INSTRUCTIONS FOR THE TASK —
Your answer should be a single number: the count of lines that include "sposób".

Saved entries
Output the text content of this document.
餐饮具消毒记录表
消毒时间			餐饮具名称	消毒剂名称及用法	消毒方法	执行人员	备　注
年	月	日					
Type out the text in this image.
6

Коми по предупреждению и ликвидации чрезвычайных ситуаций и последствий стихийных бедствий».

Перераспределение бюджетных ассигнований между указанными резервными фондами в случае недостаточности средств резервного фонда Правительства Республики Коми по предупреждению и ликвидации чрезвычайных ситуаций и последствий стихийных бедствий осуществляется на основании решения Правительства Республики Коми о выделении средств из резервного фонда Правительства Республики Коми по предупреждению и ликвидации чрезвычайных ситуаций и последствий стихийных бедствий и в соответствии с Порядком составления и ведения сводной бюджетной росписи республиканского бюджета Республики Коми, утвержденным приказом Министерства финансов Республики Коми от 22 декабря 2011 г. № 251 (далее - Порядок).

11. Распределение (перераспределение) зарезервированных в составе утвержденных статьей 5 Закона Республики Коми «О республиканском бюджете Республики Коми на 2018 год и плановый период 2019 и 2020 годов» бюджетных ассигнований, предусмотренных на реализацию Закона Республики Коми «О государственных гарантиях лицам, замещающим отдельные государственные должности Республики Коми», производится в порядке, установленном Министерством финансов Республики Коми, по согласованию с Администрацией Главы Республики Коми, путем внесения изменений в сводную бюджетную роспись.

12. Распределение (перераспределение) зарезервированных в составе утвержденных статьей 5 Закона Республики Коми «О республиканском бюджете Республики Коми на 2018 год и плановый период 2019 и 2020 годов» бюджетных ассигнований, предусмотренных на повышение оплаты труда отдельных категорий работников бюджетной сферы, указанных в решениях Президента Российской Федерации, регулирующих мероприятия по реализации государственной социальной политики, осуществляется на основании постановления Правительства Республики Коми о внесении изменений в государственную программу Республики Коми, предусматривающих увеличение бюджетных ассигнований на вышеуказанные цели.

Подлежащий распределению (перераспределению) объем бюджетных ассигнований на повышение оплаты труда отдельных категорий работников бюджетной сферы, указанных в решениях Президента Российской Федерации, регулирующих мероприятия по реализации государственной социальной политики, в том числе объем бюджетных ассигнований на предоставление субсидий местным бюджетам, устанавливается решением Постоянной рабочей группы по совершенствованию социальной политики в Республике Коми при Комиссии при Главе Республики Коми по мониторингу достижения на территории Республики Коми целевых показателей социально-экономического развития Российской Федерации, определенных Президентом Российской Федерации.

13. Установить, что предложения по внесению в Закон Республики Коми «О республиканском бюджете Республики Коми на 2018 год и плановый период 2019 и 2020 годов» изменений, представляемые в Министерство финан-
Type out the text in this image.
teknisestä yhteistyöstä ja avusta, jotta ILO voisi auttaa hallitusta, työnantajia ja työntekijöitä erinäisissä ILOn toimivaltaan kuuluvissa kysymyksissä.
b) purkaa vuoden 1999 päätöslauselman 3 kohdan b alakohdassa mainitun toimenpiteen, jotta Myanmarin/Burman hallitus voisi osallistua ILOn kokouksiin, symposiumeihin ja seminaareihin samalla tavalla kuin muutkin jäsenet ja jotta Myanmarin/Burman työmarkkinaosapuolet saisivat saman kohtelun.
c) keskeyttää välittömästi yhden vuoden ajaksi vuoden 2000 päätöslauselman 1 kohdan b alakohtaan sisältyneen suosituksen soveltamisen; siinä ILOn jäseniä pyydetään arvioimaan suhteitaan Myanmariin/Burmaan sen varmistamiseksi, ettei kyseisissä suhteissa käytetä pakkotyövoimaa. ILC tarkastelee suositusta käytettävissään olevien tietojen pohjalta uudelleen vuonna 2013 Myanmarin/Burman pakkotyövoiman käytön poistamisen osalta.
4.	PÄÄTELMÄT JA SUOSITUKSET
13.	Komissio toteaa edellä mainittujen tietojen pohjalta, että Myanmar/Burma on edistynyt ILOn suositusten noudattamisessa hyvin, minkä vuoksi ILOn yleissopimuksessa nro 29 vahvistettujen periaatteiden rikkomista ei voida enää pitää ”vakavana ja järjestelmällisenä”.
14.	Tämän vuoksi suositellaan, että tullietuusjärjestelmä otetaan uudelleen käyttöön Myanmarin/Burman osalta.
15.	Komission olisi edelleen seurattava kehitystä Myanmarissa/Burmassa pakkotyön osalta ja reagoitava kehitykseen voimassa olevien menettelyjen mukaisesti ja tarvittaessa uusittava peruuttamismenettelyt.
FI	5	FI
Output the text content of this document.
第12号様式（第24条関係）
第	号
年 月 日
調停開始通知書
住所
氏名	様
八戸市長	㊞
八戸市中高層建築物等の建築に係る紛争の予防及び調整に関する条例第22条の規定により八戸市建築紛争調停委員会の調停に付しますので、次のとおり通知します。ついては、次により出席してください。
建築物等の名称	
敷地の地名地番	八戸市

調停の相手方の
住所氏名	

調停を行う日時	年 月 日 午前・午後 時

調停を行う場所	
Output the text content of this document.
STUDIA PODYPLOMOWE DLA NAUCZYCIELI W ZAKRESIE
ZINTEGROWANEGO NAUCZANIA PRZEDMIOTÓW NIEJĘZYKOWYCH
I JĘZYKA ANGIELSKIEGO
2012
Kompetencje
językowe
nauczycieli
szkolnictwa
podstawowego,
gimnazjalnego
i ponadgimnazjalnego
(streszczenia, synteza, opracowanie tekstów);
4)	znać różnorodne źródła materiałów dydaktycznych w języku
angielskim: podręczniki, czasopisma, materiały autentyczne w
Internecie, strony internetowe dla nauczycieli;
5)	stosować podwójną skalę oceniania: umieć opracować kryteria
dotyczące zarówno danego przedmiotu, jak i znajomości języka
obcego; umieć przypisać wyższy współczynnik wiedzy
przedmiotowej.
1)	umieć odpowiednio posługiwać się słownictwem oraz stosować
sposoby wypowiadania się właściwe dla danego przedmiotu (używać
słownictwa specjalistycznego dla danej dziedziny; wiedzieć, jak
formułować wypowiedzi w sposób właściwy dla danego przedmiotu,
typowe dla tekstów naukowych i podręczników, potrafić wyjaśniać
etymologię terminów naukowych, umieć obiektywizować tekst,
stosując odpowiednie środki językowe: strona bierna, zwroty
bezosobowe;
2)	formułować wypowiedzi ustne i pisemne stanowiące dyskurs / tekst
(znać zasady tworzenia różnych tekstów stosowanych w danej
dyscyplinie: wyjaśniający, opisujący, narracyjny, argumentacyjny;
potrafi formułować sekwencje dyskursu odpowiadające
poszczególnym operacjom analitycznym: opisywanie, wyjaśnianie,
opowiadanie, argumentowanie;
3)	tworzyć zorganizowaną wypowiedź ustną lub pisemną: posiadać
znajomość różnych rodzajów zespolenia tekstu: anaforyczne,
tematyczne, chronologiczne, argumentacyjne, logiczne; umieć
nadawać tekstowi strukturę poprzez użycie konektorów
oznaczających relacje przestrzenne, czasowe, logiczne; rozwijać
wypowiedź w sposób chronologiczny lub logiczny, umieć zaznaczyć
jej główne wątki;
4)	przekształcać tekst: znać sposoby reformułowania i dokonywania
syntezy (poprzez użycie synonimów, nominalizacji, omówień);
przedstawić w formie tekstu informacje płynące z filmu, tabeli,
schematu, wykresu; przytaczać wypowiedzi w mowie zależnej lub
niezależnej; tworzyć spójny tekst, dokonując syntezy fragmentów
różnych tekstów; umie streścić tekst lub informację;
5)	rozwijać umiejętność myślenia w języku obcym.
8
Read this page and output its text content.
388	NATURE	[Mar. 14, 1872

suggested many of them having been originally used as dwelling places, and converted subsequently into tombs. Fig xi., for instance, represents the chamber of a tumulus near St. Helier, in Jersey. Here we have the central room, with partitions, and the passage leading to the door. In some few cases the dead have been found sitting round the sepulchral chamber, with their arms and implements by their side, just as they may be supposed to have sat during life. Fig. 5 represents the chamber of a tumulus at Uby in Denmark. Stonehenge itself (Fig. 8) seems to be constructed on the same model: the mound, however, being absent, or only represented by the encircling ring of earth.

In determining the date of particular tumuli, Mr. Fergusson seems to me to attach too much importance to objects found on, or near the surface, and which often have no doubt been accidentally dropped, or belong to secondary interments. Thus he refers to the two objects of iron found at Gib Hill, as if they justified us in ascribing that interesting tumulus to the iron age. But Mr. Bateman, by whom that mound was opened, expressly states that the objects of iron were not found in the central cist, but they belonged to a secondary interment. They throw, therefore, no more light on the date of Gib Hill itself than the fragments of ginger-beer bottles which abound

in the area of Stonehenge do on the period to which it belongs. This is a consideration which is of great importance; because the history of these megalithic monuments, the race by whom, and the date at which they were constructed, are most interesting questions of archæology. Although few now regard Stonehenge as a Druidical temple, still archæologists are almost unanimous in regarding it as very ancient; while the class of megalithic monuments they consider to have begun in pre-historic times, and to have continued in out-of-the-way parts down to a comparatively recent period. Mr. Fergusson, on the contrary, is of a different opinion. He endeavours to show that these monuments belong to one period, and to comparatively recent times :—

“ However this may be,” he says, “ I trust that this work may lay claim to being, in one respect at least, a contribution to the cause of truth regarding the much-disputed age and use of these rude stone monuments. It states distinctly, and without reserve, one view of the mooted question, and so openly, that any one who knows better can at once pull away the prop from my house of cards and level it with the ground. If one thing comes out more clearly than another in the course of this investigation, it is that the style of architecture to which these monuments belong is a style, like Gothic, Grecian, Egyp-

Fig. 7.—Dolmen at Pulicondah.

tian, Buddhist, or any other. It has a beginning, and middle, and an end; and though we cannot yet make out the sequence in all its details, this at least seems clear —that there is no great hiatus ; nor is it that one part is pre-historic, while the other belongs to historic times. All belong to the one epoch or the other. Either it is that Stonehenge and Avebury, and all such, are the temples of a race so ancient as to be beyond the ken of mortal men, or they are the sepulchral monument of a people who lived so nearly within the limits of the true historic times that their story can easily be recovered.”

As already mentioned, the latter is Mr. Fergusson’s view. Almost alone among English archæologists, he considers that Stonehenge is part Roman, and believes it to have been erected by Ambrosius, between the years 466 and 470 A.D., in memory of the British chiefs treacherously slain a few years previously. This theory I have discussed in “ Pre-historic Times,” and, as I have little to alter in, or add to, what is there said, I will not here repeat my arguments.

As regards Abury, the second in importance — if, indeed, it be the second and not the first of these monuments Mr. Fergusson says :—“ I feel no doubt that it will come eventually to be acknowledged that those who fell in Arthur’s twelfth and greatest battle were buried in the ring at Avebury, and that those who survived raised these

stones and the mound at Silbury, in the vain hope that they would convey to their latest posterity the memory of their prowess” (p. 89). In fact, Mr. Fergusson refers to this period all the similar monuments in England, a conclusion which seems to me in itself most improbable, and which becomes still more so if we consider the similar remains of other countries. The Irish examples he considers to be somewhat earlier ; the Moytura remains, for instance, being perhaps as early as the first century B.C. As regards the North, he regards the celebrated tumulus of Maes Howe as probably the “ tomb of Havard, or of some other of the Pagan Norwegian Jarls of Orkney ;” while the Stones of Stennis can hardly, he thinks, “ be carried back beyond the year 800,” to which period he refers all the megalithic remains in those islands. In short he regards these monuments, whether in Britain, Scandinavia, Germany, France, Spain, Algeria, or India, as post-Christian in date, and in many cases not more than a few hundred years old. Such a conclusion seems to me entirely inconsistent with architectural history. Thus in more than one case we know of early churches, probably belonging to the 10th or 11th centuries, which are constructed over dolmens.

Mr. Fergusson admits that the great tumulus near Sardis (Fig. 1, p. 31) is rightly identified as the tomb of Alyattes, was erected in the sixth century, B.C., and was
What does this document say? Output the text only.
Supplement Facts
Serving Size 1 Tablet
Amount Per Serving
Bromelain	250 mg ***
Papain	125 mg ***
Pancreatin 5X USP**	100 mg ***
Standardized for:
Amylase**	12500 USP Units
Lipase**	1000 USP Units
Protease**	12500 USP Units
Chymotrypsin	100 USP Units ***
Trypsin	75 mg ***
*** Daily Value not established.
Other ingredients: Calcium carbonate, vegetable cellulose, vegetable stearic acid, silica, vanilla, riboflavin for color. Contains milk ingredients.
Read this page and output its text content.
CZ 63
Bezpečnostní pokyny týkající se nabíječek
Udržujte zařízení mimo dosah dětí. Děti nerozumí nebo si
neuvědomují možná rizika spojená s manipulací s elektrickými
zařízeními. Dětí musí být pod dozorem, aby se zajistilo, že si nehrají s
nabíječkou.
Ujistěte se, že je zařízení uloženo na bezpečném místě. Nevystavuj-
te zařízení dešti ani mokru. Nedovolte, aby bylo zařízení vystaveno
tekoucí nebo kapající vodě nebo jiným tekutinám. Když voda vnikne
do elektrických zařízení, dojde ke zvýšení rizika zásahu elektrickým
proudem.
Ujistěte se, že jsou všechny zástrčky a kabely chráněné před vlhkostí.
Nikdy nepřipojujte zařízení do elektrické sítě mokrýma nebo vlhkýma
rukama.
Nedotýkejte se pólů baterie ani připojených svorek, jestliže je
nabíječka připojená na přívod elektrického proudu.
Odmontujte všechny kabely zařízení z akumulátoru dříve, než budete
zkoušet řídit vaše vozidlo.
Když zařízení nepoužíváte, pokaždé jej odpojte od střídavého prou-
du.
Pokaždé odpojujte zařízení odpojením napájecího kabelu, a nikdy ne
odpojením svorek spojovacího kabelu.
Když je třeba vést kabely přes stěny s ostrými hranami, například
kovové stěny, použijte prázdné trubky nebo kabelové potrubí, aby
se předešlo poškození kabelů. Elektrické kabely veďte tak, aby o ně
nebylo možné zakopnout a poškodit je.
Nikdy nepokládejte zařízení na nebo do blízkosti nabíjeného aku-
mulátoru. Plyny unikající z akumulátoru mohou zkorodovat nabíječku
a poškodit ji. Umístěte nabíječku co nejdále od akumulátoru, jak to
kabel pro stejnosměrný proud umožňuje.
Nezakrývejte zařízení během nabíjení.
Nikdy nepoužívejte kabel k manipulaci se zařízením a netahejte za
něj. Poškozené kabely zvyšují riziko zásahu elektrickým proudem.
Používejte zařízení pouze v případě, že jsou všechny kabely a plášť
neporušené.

TASK RESPONSE —
2